| Direction |
Examine each line of the data. Copy those that contain the string "online".

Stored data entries

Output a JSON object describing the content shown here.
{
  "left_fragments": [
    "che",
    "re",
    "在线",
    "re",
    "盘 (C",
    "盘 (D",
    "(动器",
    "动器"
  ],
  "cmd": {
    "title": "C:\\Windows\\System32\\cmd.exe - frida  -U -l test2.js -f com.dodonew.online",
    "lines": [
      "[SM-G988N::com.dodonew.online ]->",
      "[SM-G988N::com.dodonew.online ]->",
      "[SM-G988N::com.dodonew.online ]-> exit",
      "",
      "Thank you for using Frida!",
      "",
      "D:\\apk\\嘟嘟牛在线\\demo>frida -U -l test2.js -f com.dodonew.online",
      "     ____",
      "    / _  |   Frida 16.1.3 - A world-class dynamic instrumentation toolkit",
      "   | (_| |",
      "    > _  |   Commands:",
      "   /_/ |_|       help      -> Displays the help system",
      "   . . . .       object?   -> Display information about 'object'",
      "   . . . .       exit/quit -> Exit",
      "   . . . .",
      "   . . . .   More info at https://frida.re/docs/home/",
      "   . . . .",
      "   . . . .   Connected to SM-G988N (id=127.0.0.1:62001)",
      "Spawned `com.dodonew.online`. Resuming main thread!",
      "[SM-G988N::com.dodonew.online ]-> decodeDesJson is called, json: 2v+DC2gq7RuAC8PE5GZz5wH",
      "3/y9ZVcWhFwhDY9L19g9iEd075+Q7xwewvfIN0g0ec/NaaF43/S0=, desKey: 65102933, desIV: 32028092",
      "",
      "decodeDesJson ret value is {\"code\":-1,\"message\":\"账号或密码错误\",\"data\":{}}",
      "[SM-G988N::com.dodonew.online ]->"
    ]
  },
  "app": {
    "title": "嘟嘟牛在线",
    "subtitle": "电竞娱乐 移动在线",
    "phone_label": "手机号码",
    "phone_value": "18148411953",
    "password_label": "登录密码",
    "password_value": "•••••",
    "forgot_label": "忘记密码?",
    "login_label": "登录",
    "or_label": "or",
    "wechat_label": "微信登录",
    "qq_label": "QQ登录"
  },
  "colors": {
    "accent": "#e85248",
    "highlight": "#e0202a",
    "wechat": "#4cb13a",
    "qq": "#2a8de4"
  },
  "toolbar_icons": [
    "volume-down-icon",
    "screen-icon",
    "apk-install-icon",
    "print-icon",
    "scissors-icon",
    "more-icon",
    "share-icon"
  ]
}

* * *

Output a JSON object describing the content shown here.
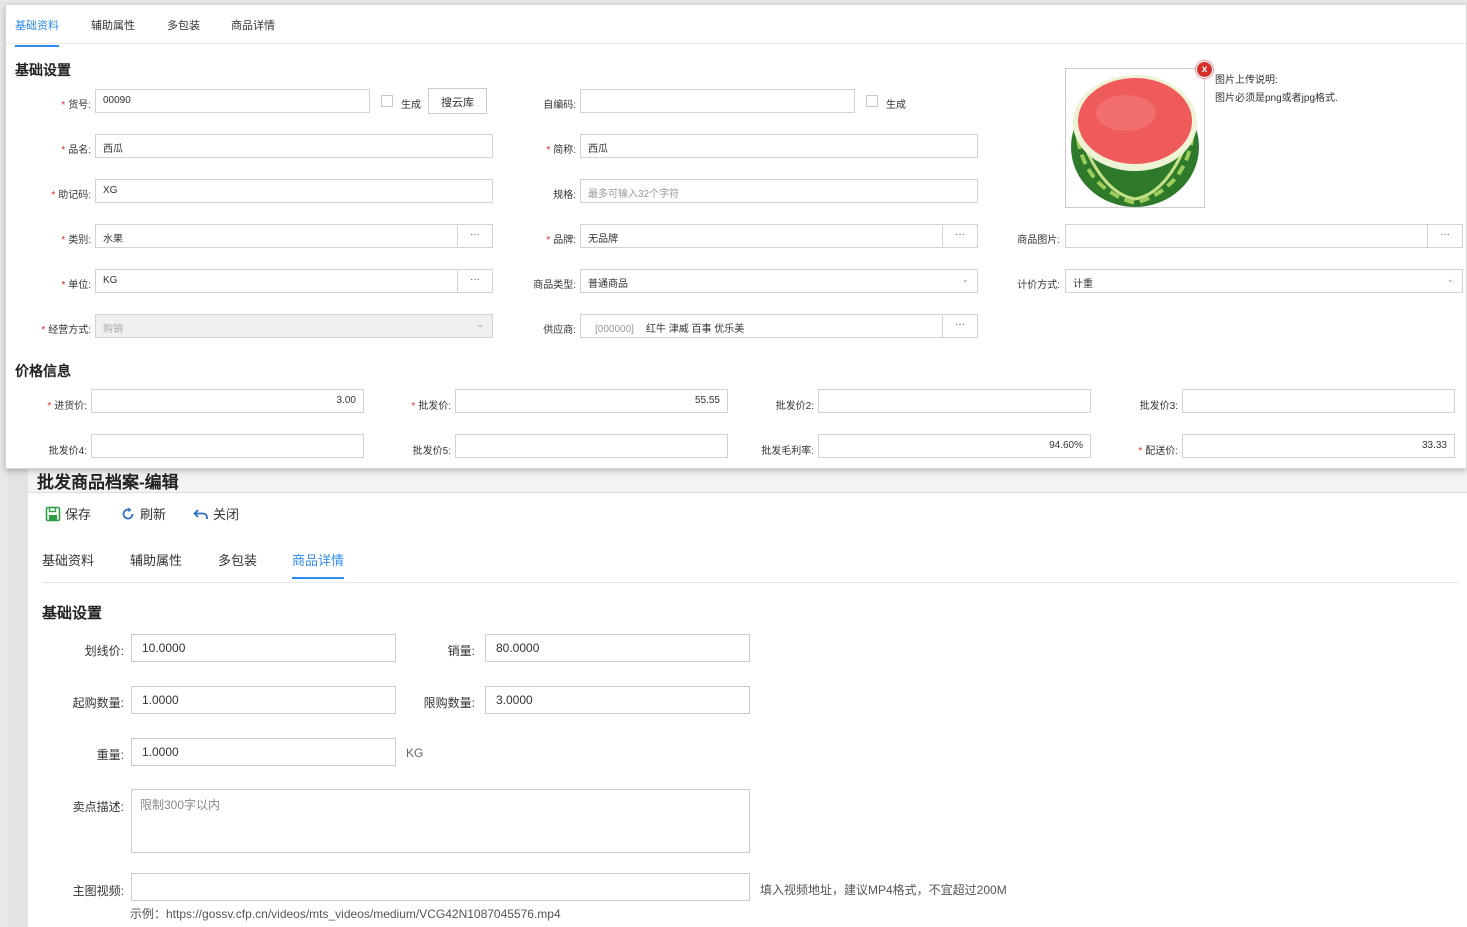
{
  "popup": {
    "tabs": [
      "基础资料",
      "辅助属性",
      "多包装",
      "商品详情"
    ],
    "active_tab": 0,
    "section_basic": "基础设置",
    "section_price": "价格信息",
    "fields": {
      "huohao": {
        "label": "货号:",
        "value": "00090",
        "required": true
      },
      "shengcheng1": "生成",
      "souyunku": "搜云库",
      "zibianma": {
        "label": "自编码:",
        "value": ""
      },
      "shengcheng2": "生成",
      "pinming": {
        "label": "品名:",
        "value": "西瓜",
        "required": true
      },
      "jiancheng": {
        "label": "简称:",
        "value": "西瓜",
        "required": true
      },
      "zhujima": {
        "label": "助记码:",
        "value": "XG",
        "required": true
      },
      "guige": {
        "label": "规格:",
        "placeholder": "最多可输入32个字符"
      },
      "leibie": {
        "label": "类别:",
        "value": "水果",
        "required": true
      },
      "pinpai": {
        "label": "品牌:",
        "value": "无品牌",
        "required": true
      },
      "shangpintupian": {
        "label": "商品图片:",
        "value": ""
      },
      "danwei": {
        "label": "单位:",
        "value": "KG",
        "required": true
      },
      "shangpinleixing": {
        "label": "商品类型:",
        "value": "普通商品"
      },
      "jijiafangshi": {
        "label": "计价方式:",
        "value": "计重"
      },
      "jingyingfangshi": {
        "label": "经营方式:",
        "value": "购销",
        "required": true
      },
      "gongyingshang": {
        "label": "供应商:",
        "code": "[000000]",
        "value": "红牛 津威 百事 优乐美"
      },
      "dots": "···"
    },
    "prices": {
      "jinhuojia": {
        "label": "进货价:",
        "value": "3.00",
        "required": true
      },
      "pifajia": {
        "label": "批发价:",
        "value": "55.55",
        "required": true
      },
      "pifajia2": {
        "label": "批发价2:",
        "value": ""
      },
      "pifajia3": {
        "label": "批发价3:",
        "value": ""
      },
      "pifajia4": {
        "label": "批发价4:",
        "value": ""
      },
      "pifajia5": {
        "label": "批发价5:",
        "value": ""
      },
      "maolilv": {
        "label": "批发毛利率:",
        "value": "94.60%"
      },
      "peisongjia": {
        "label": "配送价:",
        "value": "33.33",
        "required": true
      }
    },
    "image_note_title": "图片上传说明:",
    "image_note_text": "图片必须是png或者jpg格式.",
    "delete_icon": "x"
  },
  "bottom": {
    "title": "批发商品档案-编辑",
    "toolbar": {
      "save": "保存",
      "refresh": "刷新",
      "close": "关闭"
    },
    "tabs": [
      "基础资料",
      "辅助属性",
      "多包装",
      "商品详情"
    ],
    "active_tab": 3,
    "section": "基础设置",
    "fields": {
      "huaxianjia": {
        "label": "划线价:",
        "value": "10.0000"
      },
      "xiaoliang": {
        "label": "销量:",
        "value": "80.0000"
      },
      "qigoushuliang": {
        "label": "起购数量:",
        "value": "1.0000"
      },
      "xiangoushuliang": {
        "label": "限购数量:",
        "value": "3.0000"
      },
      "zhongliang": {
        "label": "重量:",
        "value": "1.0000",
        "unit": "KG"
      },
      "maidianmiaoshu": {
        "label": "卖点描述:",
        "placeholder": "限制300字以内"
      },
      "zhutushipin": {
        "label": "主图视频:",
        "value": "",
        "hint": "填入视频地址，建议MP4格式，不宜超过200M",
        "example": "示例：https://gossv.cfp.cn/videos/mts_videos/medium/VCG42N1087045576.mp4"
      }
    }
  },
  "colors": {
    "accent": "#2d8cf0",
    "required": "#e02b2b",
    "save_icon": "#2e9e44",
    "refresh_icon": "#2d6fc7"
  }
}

| The output |
    "title": "C:\\Windows\\System32\\cmd.exe - frida  -U -l test2.js -f com.dodonew.online",
      "[SM-G988N::com.dodonew.online ]->",
      "[SM-G988N::com.dodonew.online ]->",
      "[SM-G988N::com.dodonew.online ]-> exit",
      "D:\\apk\\嘟嘟牛在线\\demo>frida -U -l test2.js -f com.dodonew.online",
      "Spawned `com.dodonew.online`. Resuming main thread!",
      "[SM-G988N::com.dodonew.online ]-> decodeDesJson is called, json: 2v+DC2gq7RuAC8PE5GZz5wH",
      "[SM-G988N::com.dodonew.online ]->"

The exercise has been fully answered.